Stored records:
Begin
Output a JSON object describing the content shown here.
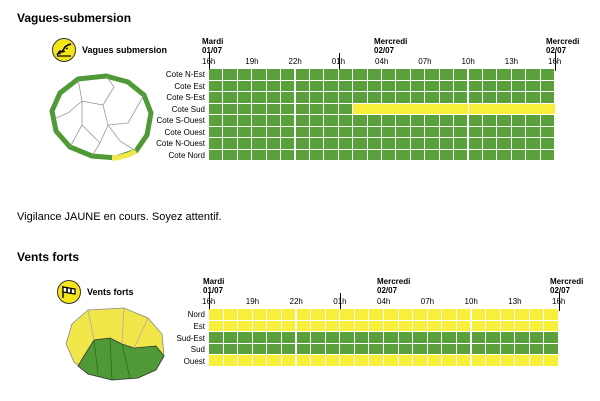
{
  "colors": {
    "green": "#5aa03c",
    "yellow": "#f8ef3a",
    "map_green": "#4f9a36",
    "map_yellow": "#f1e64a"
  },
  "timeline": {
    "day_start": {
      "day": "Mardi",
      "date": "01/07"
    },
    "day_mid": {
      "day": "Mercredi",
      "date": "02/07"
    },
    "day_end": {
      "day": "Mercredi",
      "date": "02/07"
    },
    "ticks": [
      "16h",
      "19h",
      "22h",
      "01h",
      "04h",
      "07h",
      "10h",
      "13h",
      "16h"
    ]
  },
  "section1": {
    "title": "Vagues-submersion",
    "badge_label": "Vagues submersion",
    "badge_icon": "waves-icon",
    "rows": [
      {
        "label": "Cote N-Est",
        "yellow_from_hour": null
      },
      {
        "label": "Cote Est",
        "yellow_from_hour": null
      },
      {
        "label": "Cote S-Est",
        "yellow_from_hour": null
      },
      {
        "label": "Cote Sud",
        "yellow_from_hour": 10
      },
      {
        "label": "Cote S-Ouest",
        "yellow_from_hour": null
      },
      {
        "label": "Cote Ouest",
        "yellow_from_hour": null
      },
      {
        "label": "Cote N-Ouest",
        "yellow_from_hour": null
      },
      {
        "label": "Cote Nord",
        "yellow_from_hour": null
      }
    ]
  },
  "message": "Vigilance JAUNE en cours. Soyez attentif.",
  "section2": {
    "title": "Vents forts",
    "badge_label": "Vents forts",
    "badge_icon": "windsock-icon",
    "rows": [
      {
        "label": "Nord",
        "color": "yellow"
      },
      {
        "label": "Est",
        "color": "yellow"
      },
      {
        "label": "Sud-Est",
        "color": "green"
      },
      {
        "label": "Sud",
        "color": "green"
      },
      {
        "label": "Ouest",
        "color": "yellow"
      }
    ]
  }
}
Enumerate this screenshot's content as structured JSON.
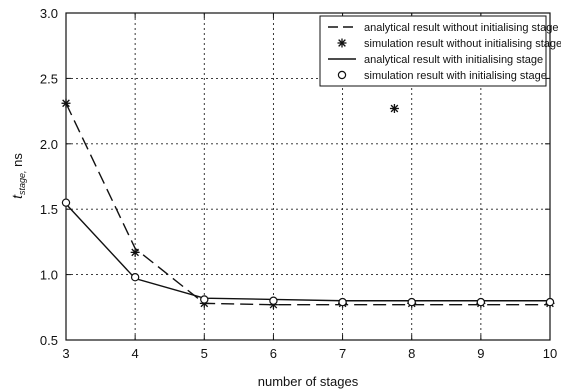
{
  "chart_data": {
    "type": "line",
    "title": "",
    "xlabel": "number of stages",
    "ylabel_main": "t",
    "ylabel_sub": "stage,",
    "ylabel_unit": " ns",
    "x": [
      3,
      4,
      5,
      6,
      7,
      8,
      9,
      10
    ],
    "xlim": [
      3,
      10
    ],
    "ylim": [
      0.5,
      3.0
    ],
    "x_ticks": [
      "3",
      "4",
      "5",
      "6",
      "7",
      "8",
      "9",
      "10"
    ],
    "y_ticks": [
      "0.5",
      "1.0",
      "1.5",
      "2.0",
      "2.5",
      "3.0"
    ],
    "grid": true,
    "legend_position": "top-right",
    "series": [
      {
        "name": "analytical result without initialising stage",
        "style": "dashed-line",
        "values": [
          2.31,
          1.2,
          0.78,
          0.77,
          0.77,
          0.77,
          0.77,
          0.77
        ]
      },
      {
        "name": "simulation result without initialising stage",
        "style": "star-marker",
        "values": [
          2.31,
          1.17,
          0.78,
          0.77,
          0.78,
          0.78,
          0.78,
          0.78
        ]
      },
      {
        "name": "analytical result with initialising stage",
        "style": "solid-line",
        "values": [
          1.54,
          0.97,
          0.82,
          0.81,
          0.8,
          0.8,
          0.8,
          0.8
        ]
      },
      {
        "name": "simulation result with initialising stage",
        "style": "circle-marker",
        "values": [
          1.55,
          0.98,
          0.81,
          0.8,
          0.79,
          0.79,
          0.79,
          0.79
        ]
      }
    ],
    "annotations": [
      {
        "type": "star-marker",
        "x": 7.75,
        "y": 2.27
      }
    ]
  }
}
End
__Task__:
Leave out the pictures, and give all the records again exactly.

__The response__:
Output a JSON object describing the content shown here.
{
  "colors": {
    "green": "#5aa03c",
    "yellow": "#f8ef3a",
    "map_green": "#4f9a36",
    "map_yellow": "#f1e64a"
  },
  "timeline": {
    "day_start": {
      "day": "Mardi",
      "date": "01/07"
    },
    "day_mid": {
      "day": "Mercredi",
      "date": "02/07"
    },
    "day_end": {
      "day": "Mercredi",
      "date": "02/07"
    },
    "ticks": [
      "16h",
      "19h",
      "22h",
      "01h",
      "04h",
      "07h",
      "10h",
      "13h",
      "16h"
    ]
  },
  "section1": {
    "title": "Vagues-submersion",
    "badge_label": "Vagues submersion",
    "badge_icon": "waves-icon",
    "rows": [
      {
        "label": "Cote N-Est",
        "yellow_from_hour": null
      },
      {
        "label": "Cote Est",
        "yellow_from_hour": null
      },
      {
        "label": "Cote S-Est",
        "yellow_from_hour": null
      },
      {
        "label": "Cote Sud",
        "yellow_from_hour": 10
      },
      {
        "label": "Cote S-Ouest",
        "yellow_from_hour": null
      },
      {
        "label": "Cote Ouest",
        "yellow_from_hour": null
      },
      {
        "label": "Cote N-Ouest",
        "yellow_from_hour": null
      },
      {
        "label": "Cote Nord",
        "yellow_from_hour": null
      }
    ]
  },
  "message": "Vigilance JAUNE en cours. Soyez attentif.",
  "section2": {
    "title": "Vents forts",
    "badge_label": "Vents forts",
    "badge_icon": "windsock-icon",
    "rows": [
      {
        "label": "Nord",
        "color": "yellow"
      },
      {
        "label": "Est",
        "color": "yellow"
      },
      {
        "label": "Sud-Est",
        "color": "green"
      },
      {
        "label": "Sud",
        "color": "green"
      },
      {
        "label": "Ouest",
        "color": "yellow"
      }
    ]
  }
}
Enumerate this screenshot's content as structured JSON.
{
  "chart_data": {
    "type": "line",
    "title": "",
    "xlabel": "number of stages",
    "ylabel_main": "t",
    "ylabel_sub": "stage,",
    "ylabel_unit": " ns",
    "x": [
      3,
      4,
      5,
      6,
      7,
      8,
      9,
      10
    ],
    "xlim": [
      3,
      10
    ],
    "ylim": [
      0.5,
      3.0
    ],
    "x_ticks": [
      "3",
      "4",
      "5",
      "6",
      "7",
      "8",
      "9",
      "10"
    ],
    "y_ticks": [
      "0.5",
      "1.0",
      "1.5",
      "2.0",
      "2.5",
      "3.0"
    ],
    "grid": true,
    "legend_position": "top-right",
    "series": [
      {
        "name": "analytical result without initialising stage",
        "style": "dashed-line",
        "values": [
          2.31,
          1.2,
          0.78,
          0.77,
          0.77,
          0.77,
          0.77,
          0.77
        ]
      },
      {
        "name": "simulation result without initialising stage",
        "style": "star-marker",
        "values": [
          2.31,
          1.17,
          0.78,
          0.77,
          0.78,
          0.78,
          0.78,
          0.78
        ]
      },
      {
        "name": "analytical result with initialising stage",
        "style": "solid-line",
        "values": [
          1.54,
          0.97,
          0.82,
          0.81,
          0.8,
          0.8,
          0.8,
          0.8
        ]
      },
      {
        "name": "simulation result with initialising stage",
        "style": "circle-marker",
        "values": [
          1.55,
          0.98,
          0.81,
          0.8,
          0.79,
          0.79,
          0.79,
          0.79
        ]
      }
    ],
    "annotations": [
      {
        "type": "star-marker",
        "x": 7.75,
        "y": 2.27
      }
    ]
  }
}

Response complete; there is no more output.